Despicadora de Tampico lucha por sobrevivir con 75 pesos al día por la veda del camarón
La despicadora enfrenta una difícil situación a causa de la veda del camarón, la cual se extiende de mayo a agosto
Antonio Campos
Doña Francisca es despicadora desde los 18 años. Hoy, a sus 52, sigue pelando camarón a mano en jornadas extenuantes, aunque la ganancia diaria no pase de 75 pesos, lo cual le imposibilita llevar comida a su hogar.
Veda de camarón afecta a despicadoras
A diferencia de otros empleos, la despicada le permite cierta flexibilidad: “Si tengo junta en la escuela de mi hija, puedo ir. No tengo un horario fijo. Eso me gusta, pero no se gana bien”.
Una profesión que ya no da para vivir
Cada jornada comienza alrededor de las 9:30 horas. Hacen una tanda, descansan, y si hay suerte, echan otros “cuatro o cinco kilitos” antes de irse. Pero ni con eso les alcanza.
Relata que “el transporte también cuesta. A veces no queda nada del dinero ganado, me voy a pie por varios kilómetros hasta el Paso del Humo, cruzó el río en lancha y luego tomó un carro para llegar a casa”.
Ana Francisca Pérez es despicadora por elección y necesidad, que ha pasado más de tres décadas en esta labor. “Es lo que sé hacer. Me gusta porque es independiente, pero ya no da para vivir”.

Tarea a realizar:
En la nota sobre la despicadora de Tampico, ¿a qué edad empezó doña Francisca a trabajar como despicadora? Las entradas no intervienen para nada en esta tarea.

Material proporcionado:
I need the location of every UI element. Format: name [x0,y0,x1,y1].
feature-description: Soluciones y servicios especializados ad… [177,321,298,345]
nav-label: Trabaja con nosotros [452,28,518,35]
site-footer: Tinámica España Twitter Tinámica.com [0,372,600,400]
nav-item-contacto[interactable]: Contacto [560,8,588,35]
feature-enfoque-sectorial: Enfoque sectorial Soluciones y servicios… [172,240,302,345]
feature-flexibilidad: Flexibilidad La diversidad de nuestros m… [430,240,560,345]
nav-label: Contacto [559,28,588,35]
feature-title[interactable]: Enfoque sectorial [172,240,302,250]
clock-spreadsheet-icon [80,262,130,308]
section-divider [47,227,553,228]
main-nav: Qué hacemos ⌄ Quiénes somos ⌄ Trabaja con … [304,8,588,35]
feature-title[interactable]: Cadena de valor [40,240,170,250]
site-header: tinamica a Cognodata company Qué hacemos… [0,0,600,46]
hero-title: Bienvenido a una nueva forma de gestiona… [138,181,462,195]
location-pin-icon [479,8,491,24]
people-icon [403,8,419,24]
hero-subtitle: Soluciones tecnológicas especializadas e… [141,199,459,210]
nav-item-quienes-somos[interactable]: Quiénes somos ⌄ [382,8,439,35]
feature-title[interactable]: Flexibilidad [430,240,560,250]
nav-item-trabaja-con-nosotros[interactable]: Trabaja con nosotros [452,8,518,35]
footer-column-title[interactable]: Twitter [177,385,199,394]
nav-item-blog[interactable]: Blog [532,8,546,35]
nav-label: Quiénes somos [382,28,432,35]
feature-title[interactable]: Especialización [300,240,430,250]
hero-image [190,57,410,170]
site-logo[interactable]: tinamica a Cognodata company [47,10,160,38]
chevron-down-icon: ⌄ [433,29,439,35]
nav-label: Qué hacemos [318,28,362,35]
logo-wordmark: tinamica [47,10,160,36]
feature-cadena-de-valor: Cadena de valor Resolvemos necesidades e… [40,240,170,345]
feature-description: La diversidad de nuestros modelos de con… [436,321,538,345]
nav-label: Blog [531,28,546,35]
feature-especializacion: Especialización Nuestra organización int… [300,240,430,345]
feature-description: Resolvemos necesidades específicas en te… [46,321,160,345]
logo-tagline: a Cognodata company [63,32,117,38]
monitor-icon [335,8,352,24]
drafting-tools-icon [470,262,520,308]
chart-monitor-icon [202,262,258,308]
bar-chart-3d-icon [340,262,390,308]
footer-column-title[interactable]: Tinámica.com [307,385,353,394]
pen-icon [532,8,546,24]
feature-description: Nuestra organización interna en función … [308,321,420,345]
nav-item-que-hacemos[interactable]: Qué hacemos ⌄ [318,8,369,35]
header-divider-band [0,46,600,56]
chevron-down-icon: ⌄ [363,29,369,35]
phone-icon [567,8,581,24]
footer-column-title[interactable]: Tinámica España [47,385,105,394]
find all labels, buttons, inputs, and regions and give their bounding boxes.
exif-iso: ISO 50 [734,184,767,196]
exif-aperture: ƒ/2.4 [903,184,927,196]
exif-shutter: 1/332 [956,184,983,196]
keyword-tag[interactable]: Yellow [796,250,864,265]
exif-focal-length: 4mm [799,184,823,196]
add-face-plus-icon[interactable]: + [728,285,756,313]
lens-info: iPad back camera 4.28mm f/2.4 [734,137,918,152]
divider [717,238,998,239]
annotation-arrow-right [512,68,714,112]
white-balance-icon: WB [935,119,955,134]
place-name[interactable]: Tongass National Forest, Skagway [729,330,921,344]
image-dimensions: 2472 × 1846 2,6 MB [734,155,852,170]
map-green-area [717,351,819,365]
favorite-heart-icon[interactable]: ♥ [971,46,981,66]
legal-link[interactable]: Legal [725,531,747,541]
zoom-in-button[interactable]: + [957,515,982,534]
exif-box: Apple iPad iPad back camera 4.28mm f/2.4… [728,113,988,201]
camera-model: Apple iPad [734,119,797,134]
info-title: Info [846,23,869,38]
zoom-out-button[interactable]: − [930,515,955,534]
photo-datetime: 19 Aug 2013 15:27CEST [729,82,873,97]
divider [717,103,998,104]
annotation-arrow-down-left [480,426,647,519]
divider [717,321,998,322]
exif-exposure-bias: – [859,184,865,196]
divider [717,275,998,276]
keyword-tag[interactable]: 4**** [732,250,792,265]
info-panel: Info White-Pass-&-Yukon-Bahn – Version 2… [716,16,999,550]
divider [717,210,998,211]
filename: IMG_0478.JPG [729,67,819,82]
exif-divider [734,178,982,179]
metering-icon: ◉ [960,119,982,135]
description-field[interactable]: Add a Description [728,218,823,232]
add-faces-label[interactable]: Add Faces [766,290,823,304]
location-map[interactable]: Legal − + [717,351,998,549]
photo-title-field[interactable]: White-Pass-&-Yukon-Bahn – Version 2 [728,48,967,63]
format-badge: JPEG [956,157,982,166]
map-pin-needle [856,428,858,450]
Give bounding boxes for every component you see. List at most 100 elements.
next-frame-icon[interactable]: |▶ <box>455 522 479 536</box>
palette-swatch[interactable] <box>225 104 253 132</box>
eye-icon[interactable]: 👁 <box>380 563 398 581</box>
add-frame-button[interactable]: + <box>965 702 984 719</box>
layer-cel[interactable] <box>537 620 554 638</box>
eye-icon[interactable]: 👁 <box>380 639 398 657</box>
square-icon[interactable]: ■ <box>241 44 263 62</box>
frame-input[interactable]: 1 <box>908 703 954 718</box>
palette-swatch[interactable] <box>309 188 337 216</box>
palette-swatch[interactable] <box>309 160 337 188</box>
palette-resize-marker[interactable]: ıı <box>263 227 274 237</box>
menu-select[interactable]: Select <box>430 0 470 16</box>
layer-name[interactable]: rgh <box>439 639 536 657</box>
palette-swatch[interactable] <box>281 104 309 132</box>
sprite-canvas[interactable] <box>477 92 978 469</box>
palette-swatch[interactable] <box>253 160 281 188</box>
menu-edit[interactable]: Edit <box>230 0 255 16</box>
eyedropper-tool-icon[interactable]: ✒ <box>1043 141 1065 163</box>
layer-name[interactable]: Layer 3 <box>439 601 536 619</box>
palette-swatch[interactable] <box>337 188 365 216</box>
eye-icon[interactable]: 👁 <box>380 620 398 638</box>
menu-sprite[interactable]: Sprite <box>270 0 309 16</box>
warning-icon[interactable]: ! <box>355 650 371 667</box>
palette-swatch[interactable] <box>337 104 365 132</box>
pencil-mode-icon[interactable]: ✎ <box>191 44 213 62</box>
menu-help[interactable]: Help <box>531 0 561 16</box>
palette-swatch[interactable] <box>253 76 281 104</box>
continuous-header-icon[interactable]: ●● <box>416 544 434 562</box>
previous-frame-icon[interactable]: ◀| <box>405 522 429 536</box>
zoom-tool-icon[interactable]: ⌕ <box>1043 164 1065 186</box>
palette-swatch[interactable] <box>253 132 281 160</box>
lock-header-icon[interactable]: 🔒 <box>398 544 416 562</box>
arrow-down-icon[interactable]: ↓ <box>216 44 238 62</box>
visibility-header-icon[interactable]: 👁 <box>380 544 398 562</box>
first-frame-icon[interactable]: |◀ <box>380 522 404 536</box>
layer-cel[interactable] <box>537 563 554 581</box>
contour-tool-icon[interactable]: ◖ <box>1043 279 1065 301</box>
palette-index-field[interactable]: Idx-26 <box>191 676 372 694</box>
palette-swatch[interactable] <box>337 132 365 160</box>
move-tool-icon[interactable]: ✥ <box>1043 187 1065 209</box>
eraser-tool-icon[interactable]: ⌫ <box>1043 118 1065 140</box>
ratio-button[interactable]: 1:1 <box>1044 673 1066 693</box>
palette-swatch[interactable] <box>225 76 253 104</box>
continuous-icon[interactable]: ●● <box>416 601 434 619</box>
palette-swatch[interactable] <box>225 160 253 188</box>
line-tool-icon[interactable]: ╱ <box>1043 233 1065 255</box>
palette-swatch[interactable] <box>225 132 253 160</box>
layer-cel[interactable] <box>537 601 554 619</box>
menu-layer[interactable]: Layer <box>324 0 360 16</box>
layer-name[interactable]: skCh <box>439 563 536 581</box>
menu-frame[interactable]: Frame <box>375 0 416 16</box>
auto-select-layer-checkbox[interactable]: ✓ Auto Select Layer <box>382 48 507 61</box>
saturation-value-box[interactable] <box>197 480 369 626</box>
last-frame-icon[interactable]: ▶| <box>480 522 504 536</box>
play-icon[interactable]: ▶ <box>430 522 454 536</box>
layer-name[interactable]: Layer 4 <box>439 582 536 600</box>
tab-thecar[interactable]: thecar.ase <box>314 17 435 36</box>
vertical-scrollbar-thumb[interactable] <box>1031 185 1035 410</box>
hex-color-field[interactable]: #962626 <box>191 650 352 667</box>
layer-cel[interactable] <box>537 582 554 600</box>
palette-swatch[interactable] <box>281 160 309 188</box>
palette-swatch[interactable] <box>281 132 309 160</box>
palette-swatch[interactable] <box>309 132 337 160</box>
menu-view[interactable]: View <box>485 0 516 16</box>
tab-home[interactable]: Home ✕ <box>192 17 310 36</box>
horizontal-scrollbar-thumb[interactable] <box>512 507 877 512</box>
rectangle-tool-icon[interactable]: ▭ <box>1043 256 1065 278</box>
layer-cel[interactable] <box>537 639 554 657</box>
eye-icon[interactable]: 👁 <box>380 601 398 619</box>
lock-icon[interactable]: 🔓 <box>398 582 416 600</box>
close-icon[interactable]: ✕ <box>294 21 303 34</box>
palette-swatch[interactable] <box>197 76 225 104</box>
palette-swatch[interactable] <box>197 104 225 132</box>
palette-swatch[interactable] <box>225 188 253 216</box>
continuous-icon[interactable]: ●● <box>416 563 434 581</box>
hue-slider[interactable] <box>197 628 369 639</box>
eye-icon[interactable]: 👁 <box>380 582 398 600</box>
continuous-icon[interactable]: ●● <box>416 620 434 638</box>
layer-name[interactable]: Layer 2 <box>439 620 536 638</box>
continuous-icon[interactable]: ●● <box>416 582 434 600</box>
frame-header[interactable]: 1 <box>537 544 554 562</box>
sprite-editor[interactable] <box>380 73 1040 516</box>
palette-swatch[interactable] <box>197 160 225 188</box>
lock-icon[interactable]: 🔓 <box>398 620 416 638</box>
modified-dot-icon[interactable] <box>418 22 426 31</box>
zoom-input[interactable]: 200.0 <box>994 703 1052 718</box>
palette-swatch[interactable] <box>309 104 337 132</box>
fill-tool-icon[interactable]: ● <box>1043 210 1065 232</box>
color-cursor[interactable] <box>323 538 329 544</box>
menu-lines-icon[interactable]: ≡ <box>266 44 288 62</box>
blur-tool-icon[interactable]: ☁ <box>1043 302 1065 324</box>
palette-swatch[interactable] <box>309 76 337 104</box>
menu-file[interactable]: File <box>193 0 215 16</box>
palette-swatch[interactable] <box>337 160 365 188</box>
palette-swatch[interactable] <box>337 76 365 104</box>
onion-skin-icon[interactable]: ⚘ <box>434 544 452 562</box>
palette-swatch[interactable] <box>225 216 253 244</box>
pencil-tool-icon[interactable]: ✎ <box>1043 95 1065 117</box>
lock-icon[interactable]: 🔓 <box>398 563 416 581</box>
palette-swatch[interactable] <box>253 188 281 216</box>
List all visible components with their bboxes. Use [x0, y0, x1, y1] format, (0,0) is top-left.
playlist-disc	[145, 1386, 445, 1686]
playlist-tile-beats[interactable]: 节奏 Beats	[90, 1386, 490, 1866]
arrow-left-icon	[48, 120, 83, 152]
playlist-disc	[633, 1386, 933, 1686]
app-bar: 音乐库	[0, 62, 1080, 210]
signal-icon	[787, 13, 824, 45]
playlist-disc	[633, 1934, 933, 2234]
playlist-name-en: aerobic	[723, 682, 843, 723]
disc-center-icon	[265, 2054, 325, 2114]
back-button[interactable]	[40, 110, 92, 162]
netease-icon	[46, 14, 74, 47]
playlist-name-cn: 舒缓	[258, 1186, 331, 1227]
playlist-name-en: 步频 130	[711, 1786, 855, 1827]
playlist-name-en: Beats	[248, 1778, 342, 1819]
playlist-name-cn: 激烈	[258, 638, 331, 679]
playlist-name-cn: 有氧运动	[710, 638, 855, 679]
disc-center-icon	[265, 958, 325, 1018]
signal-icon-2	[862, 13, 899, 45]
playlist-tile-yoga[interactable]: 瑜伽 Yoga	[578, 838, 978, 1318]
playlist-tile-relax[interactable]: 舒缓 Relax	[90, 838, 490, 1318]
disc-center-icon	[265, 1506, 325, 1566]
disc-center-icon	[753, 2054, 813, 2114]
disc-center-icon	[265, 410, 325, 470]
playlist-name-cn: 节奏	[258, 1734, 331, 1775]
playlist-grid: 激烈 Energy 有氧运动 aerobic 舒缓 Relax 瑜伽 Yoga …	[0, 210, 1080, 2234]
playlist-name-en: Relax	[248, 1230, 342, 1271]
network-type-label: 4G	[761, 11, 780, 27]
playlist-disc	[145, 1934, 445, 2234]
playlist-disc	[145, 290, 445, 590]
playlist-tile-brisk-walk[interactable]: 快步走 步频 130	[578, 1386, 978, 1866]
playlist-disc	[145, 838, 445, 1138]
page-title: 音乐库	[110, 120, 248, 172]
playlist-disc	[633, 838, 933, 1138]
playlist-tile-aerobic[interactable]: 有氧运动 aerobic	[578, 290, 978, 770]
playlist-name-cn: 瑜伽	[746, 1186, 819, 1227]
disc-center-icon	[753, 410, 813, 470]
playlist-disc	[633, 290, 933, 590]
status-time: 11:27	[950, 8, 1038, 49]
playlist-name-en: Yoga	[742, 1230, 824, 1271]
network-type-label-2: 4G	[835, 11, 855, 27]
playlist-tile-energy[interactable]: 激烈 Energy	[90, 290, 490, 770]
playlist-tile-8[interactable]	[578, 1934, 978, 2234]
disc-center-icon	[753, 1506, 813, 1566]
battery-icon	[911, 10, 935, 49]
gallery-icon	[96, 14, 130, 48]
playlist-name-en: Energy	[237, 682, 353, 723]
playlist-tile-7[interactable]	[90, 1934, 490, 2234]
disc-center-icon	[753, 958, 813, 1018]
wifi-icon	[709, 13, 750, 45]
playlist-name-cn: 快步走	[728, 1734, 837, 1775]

Ejercicio resuelto:
A los 18 años.